Your tasks:
1. Transcribe the event system documentation from "The module can" up to and including "into the queue.".
2. Repeat word for word the source rows from the first line up to and including the line containing "The third rail break RB3 is at (1062, 737).".

When the queue is empty, the event source is called once. The source can add events to the queue, in order to continue event processing. If the queue remains empty, the execution of the event system stops.



THREAD SAFETY

The module can be used in multi-threaded program provided no event system is shared by several threads, or if so, access to functions is serialized.

type 'a t 
This is the type of an event system with events of type 'a
exception Reject
May be raised by event handlers to reject events
exception Terminate
May be raised by event handlers to accept events while terminating themselves
exception Out_of_handlers
Raised by run when the event source adds new events to the queue but there are no event handlers to process them
val create : ?string_of_event:('a -> string) -> ('a t -> unit) -> 'a t
Creates a new event system that has an event source, but is otherwise empty. The argument of type 'a t -> unit is the event source. The source can call add_event to put new events into the queue.

Source records:
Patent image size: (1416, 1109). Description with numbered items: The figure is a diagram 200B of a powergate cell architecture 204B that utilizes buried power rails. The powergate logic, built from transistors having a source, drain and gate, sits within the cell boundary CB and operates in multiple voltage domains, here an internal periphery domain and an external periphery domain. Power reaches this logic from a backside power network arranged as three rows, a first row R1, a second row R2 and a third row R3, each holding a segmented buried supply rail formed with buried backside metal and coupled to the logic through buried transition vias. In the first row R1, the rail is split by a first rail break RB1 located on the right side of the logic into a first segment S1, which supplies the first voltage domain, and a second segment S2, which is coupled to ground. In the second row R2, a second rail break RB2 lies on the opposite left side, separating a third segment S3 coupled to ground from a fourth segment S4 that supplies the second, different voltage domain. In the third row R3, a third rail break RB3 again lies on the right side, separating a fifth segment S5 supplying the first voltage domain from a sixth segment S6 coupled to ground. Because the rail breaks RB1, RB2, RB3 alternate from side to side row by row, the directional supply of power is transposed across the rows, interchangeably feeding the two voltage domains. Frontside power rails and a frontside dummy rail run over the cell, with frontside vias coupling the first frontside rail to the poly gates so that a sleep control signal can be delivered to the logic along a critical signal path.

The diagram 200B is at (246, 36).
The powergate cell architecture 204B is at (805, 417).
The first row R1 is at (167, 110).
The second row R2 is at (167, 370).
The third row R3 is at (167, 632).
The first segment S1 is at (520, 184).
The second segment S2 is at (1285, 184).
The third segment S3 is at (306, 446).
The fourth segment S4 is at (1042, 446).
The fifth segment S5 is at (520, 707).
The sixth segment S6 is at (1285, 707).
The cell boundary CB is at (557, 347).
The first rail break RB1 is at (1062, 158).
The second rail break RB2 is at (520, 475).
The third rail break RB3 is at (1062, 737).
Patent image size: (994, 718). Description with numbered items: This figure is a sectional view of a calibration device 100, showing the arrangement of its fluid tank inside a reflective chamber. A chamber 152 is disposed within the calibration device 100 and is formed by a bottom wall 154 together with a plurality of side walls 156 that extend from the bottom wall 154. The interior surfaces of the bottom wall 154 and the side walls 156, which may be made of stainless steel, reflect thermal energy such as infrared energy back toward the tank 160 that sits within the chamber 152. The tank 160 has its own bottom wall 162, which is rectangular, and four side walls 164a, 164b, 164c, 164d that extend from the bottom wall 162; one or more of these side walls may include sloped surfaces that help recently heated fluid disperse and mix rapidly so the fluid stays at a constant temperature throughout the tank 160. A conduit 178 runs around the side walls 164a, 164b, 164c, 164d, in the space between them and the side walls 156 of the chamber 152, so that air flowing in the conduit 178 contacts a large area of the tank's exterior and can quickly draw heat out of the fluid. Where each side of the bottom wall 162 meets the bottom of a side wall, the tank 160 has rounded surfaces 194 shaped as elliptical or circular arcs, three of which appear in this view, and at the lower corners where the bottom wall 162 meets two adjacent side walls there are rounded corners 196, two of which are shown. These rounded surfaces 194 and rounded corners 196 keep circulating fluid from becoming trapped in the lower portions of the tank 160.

Solutions per task:
1.
The module can be used in multi-threaded program provided no event system is shared by several threads, or if so, access to functions is serialized.

type 'a t 
This is the type of an event system with events of type 'a
exception Reject
May be raised by event handlers to reject events
exception Terminate
May be raised by event handlers to accept events while terminating themselves
exception Out_of_handlers
Raised by run when the event source adds new events to the queue but there are no event handlers to process them
val create : ?string_of_event:('a -> string) -> ('a t -> unit) -> 'a t
Creates a new event system that has an event source, but is otherwise empty. The argument of type 'a t -> unit is the event source. The source can call add_event to put new events into the queue.

2.
Patent image size: (1416, 1109). Description with numbered items: The figure is a diagram 200B of a powergate cell architecture 204B that utilizes buried power rails. The powergate logic, built from transistors having a source, drain and gate, sits within the cell boundary CB and operates in multiple voltage domains, here an internal periphery domain and an external periphery domain. Power reaches this logic from a backside power network arranged as three rows, a first row R1, a second row R2 and a third row R3, each holding a segmented buried supply rail formed with buried backside metal and coupled to the logic through buried transition vias. In the first row R1, the rail is split by a first rail break RB1 located on the right side of the logic into a first segment S1, which supplies the first voltage domain, and a second segment S2, which is coupled to ground. In the second row R2, a second rail break RB2 lies on the opposite left side, separating a third segment S3 coupled to ground from a fourth segment S4 that supplies the second, different voltage domain. In the third row R3, a third rail break RB3 again lies on the right side, separating a fifth segment S5 supplying the first voltage domain from a sixth segment S6 coupled to ground. Because the rail breaks RB1, RB2, RB3 alternate from side to side row by row, the directional supply of power is transposed across the rows, interchangeably feeding the two voltage domains. Frontside power rails and a frontside dummy rail run over the cell, with frontside vias coupling the first frontside rail to the poly gates so that a sleep control signal can be delivered to the logic along a critical signal path.

The diagram 200B is at (246, 36).
The powergate cell architecture 204B is at (805, 417).
The first row R1 is at (167, 110).
The second row R2 is at (167, 370).
The third row R3 is at (167, 632).
The first segment S1 is at (520, 184).
The second segment S2 is at (1285, 184).
The third segment S3 is at (306, 446).
The fourth segment S4 is at (1042, 446).
The fifth segment S5 is at (520, 707).
The sixth segment S6 is at (1285, 707).
The cell boundary CB is at (557, 347).
The first rail break RB1 is at (1062, 158).
The second rail break RB2 is at (520, 475).
The third rail break RB3 is at (1062, 737).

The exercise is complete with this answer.